(Collected data entries)
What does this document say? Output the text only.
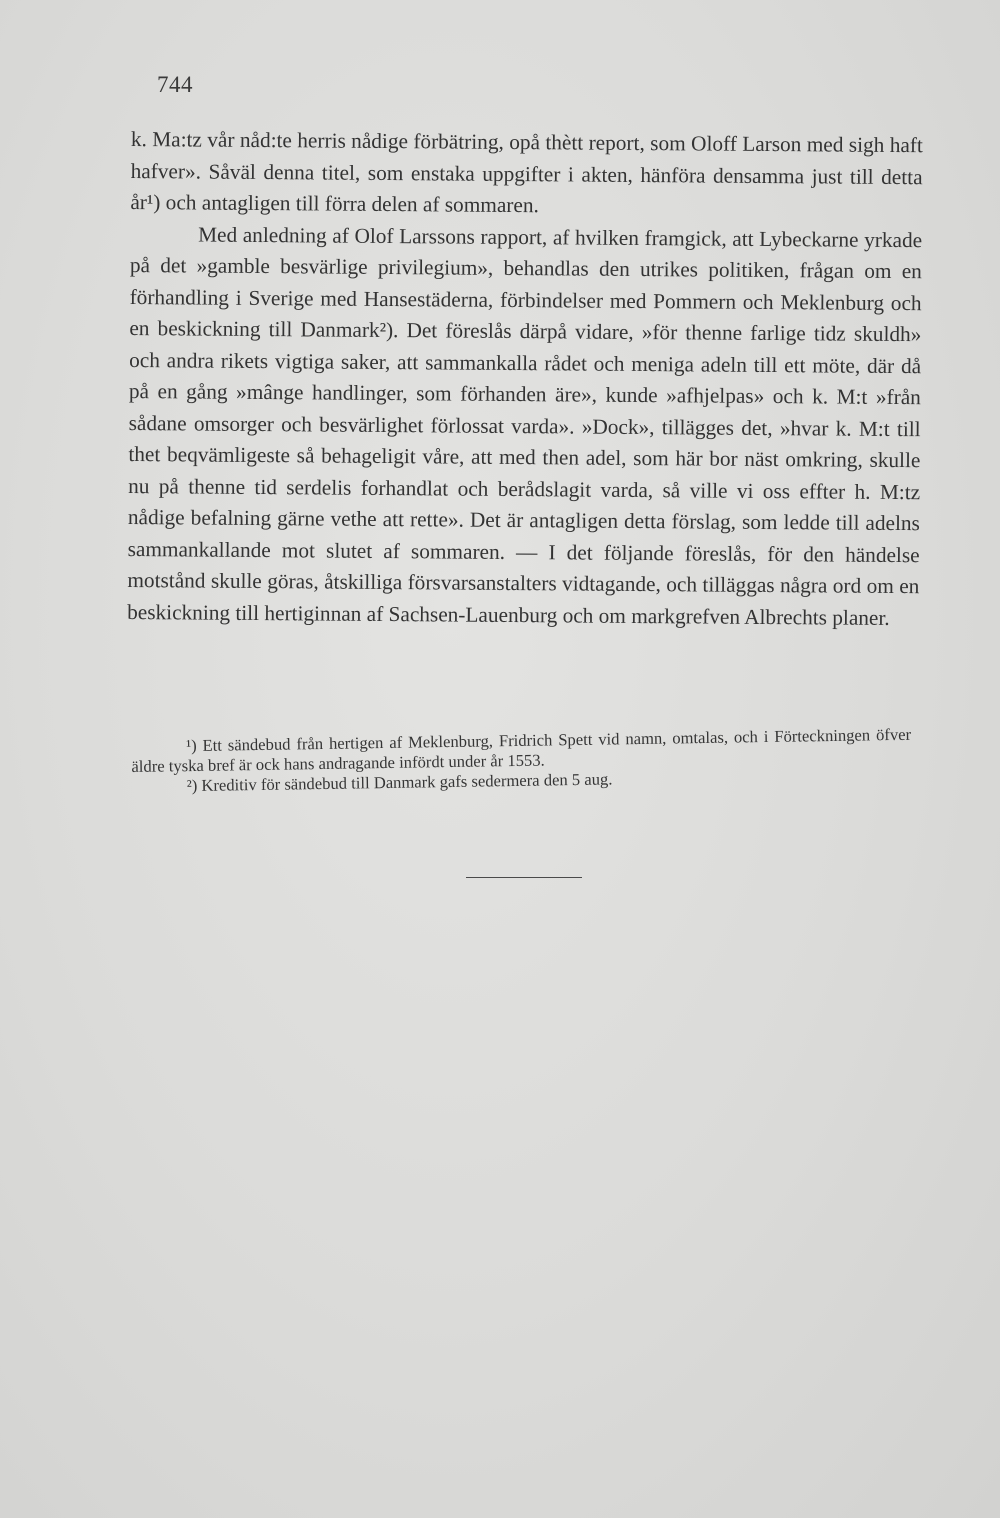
744

k. Ma:tz vår nåd:te herris nådige förbätring, opå thètt report, som Oloff Larson med sigh haft hafver». Såväl denna titel, som enstaka uppgifter i akten, hänföra densamma just till detta år¹) och antagligen till förra delen af sommaren.

Med anledning af Olof Larssons rapport, af hvilken framgick, att Lybeckarne yrkade på det »gamble besvärlige privilegium», behandlas den utrikes politiken, frågan om en förhandling i Sverige med Hansestäderna, förbindelser med Pommern och Meklenburg och en beskickning till Danmark²). Det föreslås därpå vidare, »för thenne farlige tidz skuldh» och andra rikets vigtiga saker, att sammankalla rådet och meniga adeln till ett möte, där då på en gång »mânge handlinger, som förhanden äre», kunde »afhjelpas» och k. M:t »från sådane omsorger och besvärlighet förlossat varda». »Dock», tillägges det, »hvar k. M:t till thet beqvämligeste så behageligit våre, att med then adel, som här bor näst omkring, skulle nu på thenne tid serdelis forhandlat och berådslagit varda, så ville vi oss effter h. M:tz nådige befalning gärne vethe att rette». Det är antagligen detta förslag, som ledde till adelns sammankallande mot slutet af sommaren. — I det följande föreslås, för den händelse motstånd skulle göras, åtskilliga försvarsanstalters vidtagande, och tilläggas några ord om en beskickning till hertiginnan af Sachsen-Lauenburg och om markgrefven Albrechts planer.

¹) Ett sändebud från hertigen af Meklenburg, Fridrich Spett vid namn, omtalas, och i Förteckningen öfver äldre tyska bref är ock hans andragande infördt under år 1553.

²) Kreditiv för sändebud till Danmark gafs sedermera den 5 aug.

Task description — Except for the pictures, print the data above exactly.

Solved exercise —
What does this document say? Output the text only.
744

k. Ma:tz vår nåd:te herris nådige förbätring, opå thètt report, som Oloff Larson med sigh haft hafver». Såväl denna titel, som enstaka uppgifter i akten, hänföra densamma just till detta år¹) och antagligen till förra delen af sommaren.

Med anledning af Olof Larssons rapport, af hvilken framgick, att Lybeckarne yrkade på det »gamble besvärlige privilegium», behandlas den utrikes politiken, frågan om en förhandling i Sverige med Hansestäderna, förbindelser med Pommern och Meklenburg och en beskickning till Danmark²). Det föreslås därpå vidare, »för thenne farlige tidz skuldh» och andra rikets vigtiga saker, att sammankalla rådet och meniga adeln till ett möte, där då på en gång »mânge handlinger, som förhanden äre», kunde »afhjelpas» och k. M:t »från sådane omsorger och besvärlighet förlossat varda». »Dock», tillägges det, »hvar k. M:t till thet beqvämligeste så behageligit våre, att med then adel, som här bor näst omkring, skulle nu på thenne tid serdelis forhandlat och berådslagit varda, så ville vi oss effter h. M:tz nådige befalning gärne vethe att rette». Det är antagligen detta förslag, som ledde till adelns sammankallande mot slutet af sommaren. — I det följande föreslås, för den händelse motstånd skulle göras, åtskilliga försvarsanstalters vidtagande, och tilläggas några ord om en beskickning till hertiginnan af Sachsen-Lauenburg och om markgrefven Albrechts planer.

¹) Ett sändebud från hertigen af Meklenburg, Fridrich Spett vid namn, omtalas, och i Förteckningen öfver äldre tyska bref är ock hans andragande infördt under år 1553.

²) Kreditiv för sändebud till Danmark gafs sedermera den 5 aug.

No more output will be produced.